───── Task material ─────

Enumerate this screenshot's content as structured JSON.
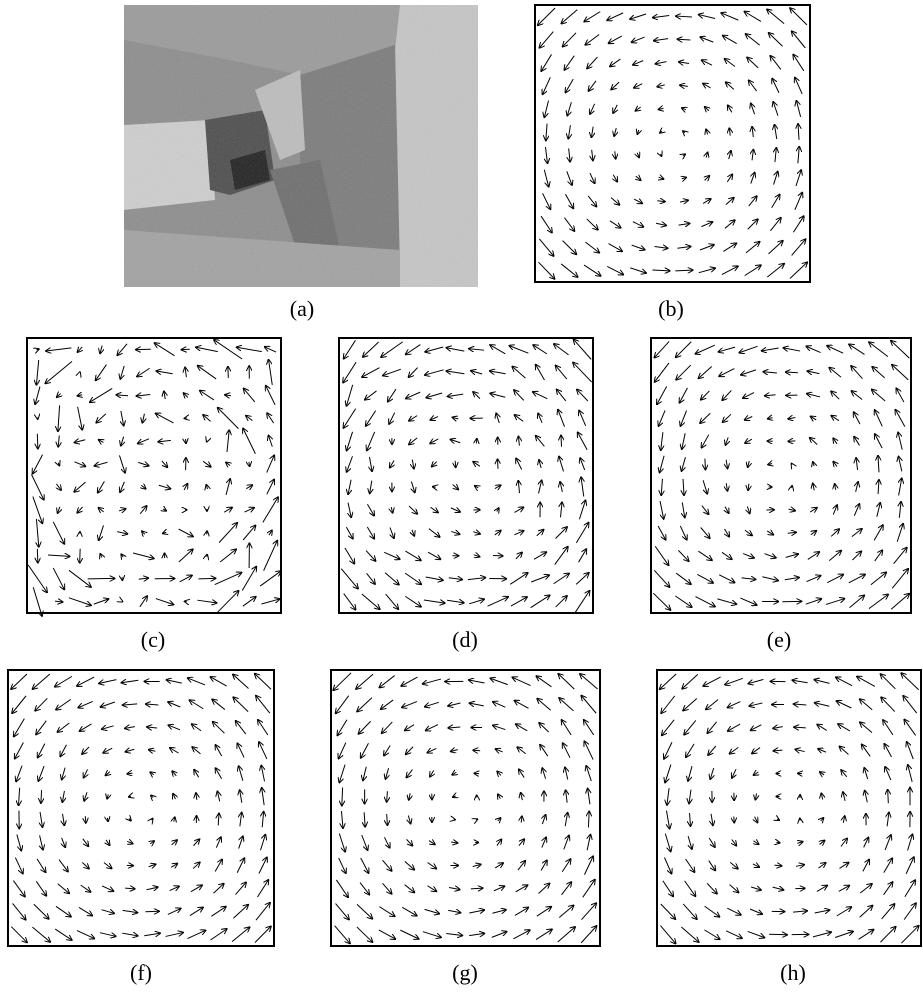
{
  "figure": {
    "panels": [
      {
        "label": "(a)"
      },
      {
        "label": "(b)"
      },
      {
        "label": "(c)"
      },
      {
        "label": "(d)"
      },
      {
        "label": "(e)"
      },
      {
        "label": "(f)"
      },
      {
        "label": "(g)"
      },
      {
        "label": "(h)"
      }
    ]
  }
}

─────

● **What is required**: Write every record out again exactly; no pictures belong in the copy.

● **Expected answer**:
Enumerate this screenshot's content as structured JSON.
{
  "figure": {
    "panels": [
      {
        "label": "(a)"
      },
      {
        "label": "(b)"
      },
      {
        "label": "(c)"
      },
      {
        "label": "(d)"
      },
      {
        "label": "(e)"
      },
      {
        "label": "(f)"
      },
      {
        "label": "(g)"
      },
      {
        "label": "(h)"
      }
    ]
  }
}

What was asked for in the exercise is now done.